Context Injection Strategy

Conscious Ingest Mode

When conscious_ingest=True:

  1. Startup Analysis: Conscious Agent scans for conscious-info labeled memories
  2. One-shot Transfer: Transfers all labeled memories to short-term memory
  3. Session Persistence: Context remains available throughout the session
  4. No Re-analysis: Context stays fixed until next program restart

Auto Ingest Mode

When auto_ingest=True:

  1. Per-Query Analysis: Memory Search Engine analyzes each user input
  2. Dynamic Retrieval: Searches entire database for relevant memories
  3. Context Selection: Returns up to 5 most relevant memories
  4. Real-time Injection: Injects context into each LLM call

Combined Mode Strategy

When both modes are enabled:

# Combined context injection
essential_context = conscious_agent.get_short_term_memories()  # Fixed context
dynamic_context = search_engine.retrieve_context(user_input)  # Query-specific context

# Both contexts are intelligently merged and injected
total_context = merge_contexts(essential_context, dynamic_context)
inject_context(total_context)

Monitoring and Debugging

Verbose Mode

Enable verbose logging to see agent activity:

memori = Memori(
    database_connect="sqlite:///memory.db",
    conscious_ingest=True,
    auto_ingest=True,
    verbose=True  # Show all agent activity
)

◆ TASK ◆
Please quote the context injection text above word for word, from "When both modes" down to "inject_context(total_context)".

◆ SOURCE MATERIAL ◆
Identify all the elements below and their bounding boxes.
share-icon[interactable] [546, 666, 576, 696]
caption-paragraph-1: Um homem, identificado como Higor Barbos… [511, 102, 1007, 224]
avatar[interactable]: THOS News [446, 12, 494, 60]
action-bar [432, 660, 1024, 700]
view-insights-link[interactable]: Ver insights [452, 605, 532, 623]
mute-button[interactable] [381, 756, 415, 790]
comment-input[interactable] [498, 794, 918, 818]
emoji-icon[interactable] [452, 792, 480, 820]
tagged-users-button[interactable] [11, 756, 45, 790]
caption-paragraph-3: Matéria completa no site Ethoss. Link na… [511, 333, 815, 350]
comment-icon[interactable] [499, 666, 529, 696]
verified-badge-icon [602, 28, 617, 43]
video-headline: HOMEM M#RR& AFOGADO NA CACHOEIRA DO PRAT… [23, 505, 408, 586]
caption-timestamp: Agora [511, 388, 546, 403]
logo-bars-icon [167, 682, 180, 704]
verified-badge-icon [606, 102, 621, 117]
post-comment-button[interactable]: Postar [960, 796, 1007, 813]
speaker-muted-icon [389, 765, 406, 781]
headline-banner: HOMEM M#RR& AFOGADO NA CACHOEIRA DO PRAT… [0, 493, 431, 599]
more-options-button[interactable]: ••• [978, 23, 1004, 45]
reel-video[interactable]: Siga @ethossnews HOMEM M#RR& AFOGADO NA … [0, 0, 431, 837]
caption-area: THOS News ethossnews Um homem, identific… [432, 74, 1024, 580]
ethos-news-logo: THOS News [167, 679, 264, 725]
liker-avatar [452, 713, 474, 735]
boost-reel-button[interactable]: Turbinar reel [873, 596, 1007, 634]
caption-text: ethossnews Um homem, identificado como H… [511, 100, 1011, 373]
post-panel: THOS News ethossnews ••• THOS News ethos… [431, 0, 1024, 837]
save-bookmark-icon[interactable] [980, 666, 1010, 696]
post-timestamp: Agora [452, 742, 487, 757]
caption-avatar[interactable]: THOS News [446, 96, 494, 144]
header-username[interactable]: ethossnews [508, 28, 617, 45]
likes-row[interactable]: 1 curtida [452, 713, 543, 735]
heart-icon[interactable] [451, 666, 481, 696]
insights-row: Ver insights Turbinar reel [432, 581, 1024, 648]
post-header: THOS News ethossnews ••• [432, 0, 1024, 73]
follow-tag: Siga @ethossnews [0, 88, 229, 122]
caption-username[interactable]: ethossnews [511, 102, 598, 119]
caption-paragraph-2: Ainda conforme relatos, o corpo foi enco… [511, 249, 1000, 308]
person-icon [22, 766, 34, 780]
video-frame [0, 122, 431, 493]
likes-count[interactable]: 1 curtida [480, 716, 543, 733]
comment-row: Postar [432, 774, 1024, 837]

◆ OUTPUT OF THE EXERCISE ◆
When both modes are enabled:

# Combined context injection
essential_context = conscious_agent.get_short_term_memories()  # Fixed context
dynamic_context = search_engine.retrieve_context(user_input)  # Query-specific context

# Both contexts are intelligently merged and injected
total_context = merge_contexts(essential_context, dynamic_context)
inject_context(total_context)